## Problem description
Restate every entry word for word.

## Source material
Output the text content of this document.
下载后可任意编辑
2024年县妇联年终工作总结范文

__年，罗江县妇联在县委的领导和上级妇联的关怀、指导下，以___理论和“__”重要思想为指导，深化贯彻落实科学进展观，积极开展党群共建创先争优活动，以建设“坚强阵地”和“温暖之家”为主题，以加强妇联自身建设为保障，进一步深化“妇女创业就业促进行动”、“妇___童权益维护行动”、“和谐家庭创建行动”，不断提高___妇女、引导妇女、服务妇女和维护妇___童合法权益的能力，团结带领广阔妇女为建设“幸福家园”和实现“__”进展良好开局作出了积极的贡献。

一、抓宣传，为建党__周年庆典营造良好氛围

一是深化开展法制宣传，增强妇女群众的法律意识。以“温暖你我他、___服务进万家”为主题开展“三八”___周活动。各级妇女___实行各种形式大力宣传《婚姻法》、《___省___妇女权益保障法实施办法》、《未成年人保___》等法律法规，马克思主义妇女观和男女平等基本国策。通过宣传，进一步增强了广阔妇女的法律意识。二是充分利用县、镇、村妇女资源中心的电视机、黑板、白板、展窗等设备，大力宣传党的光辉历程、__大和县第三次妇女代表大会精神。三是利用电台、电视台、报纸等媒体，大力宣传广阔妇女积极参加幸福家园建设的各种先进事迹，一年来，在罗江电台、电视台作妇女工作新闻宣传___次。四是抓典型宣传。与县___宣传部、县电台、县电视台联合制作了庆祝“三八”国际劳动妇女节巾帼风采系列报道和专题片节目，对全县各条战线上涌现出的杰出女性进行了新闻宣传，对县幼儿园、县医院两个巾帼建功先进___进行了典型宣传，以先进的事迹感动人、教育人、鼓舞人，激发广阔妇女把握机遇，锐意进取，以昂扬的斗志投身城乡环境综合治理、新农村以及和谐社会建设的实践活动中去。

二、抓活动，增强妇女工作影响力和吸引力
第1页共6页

## Task response
Output the text content of this document.
下载后可任意编辑
2024年县妇联年终工作总结范文

__年，罗江县妇联在县委的领导和上级妇联的关怀、指导下，以___理论和“__”重要思想为指导，深化贯彻落实科学进展观，积极开展党群共建创先争优活动，以建设“坚强阵地”和“温暖之家”为主题，以加强妇联自身建设为保障，进一步深化“妇女创业就业促进行动”、“妇___童权益维护行动”、“和谐家庭创建行动”，不断提高___妇女、引导妇女、服务妇女和维护妇___童合法权益的能力，团结带领广阔妇女为建设“幸福家园”和实现“__”进展良好开局作出了积极的贡献。

一、抓宣传，为建党__周年庆典营造良好氛围

一是深化开展法制宣传，增强妇女群众的法律意识。以“温暖你我他、___服务进万家”为主题开展“三八”___周活动。各级妇女___实行各种形式大力宣传《婚姻法》、《___省___妇女权益保障法实施办法》、《未成年人保___》等法律法规，马克思主义妇女观和男女平等基本国策。通过宣传，进一步增强了广阔妇女的法律意识。二是充分利用县、镇、村妇女资源中心的电视机、黑板、白板、展窗等设备，大力宣传党的光辉历程、__大和县第三次妇女代表大会精神。三是利用电台、电视台、报纸等媒体，大力宣传广阔妇女积极参加幸福家园建设的各种先进事迹，一年来，在罗江电台、电视台作妇女工作新闻宣传___次。四是抓典型宣传。与县___宣传部、县电台、县电视台联合制作了庆祝“三八”国际劳动妇女节巾帼风采系列报道和专题片节目，对全县各条战线上涌现出的杰出女性进行了新闻宣传，对县幼儿园、县医院两个巾帼建功先进___进行了典型宣传，以先进的事迹感动人、教育人、鼓舞人，激发广阔妇女把握机遇，锐意进取，以昂扬的斗志投身城乡环境综合治理、新农村以及和谐社会建设的实践活动中去。

二、抓活动，增强妇女工作影响力和吸引力
第1页共6页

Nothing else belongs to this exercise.